• Task details:
The records should be repeated word for word, pictures excluded.

• Material for this exercise:
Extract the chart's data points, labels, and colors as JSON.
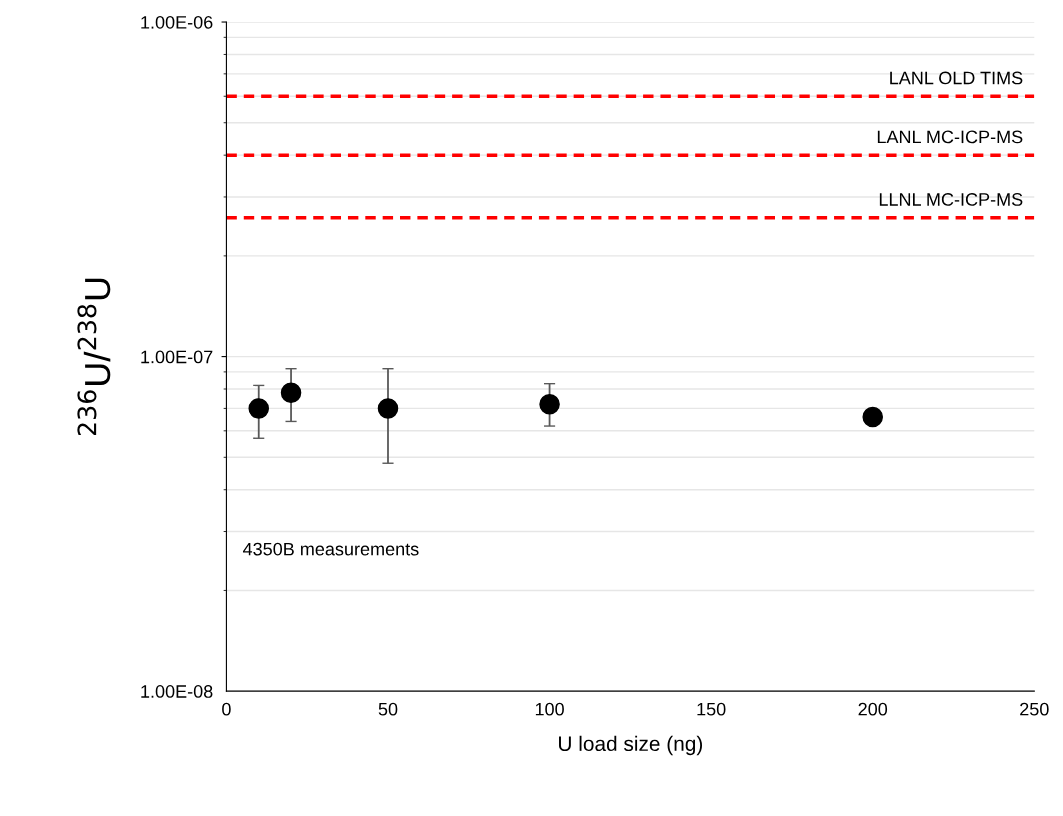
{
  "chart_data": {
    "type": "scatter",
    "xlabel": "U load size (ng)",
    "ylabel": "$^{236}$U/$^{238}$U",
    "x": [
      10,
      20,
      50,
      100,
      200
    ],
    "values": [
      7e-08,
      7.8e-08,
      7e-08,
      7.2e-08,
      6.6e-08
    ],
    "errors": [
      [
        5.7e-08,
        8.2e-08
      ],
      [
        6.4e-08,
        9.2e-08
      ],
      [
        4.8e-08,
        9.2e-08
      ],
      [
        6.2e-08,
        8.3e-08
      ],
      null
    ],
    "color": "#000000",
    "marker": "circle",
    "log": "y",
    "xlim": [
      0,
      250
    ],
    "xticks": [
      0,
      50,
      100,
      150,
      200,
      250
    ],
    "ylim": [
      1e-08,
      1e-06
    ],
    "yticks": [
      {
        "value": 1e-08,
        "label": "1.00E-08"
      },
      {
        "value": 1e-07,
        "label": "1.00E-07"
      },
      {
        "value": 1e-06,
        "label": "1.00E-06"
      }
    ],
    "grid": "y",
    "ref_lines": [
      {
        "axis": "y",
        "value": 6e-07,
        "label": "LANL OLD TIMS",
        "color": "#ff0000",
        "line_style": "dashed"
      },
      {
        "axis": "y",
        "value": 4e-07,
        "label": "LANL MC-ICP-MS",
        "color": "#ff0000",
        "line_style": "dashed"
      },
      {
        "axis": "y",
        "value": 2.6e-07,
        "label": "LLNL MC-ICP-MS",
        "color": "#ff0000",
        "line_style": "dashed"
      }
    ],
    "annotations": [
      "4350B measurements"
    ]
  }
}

• Reply to the exercise:
Extract the chart's data points, labels, and colors as JSON.
{
  "chart_data": {
    "type": "scatter",
    "xlabel": "U load size (ng)",
    "ylabel": "$^{236}$U/$^{238}$U",
    "x": [
      10,
      20,
      50,
      100,
      200
    ],
    "values": [
      7e-08,
      7.8e-08,
      7e-08,
      7.2e-08,
      6.6e-08
    ],
    "errors": [
      [
        5.7e-08,
        8.2e-08
      ],
      [
        6.4e-08,
        9.2e-08
      ],
      [
        4.8e-08,
        9.2e-08
      ],
      [
        6.2e-08,
        8.3e-08
      ],
      null
    ],
    "color": "#000000",
    "marker": "circle",
    "log": "y",
    "xlim": [
      0,
      250
    ],
    "xticks": [
      0,
      50,
      100,
      150,
      200,
      250
    ],
    "ylim": [
      1e-08,
      1e-06
    ],
    "yticks": [
      {
        "value": 1e-08,
        "label": "1.00E-08"
      },
      {
        "value": 1e-07,
        "label": "1.00E-07"
      },
      {
        "value": 1e-06,
        "label": "1.00E-06"
      }
    ],
    "grid": "y",
    "ref_lines": [
      {
        "axis": "y",
        "value": 6e-07,
        "label": "LANL OLD TIMS",
        "color": "#ff0000",
        "line_style": "dashed"
      },
      {
        "axis": "y",
        "value": 4e-07,
        "label": "LANL MC-ICP-MS",
        "color": "#ff0000",
        "line_style": "dashed"
      },
      {
        "axis": "y",
        "value": 2.6e-07,
        "label": "LLNL MC-ICP-MS",
        "color": "#ff0000",
        "line_style": "dashed"
      }
    ],
    "annotations": [
      "4350B measurements"
    ]
  }
}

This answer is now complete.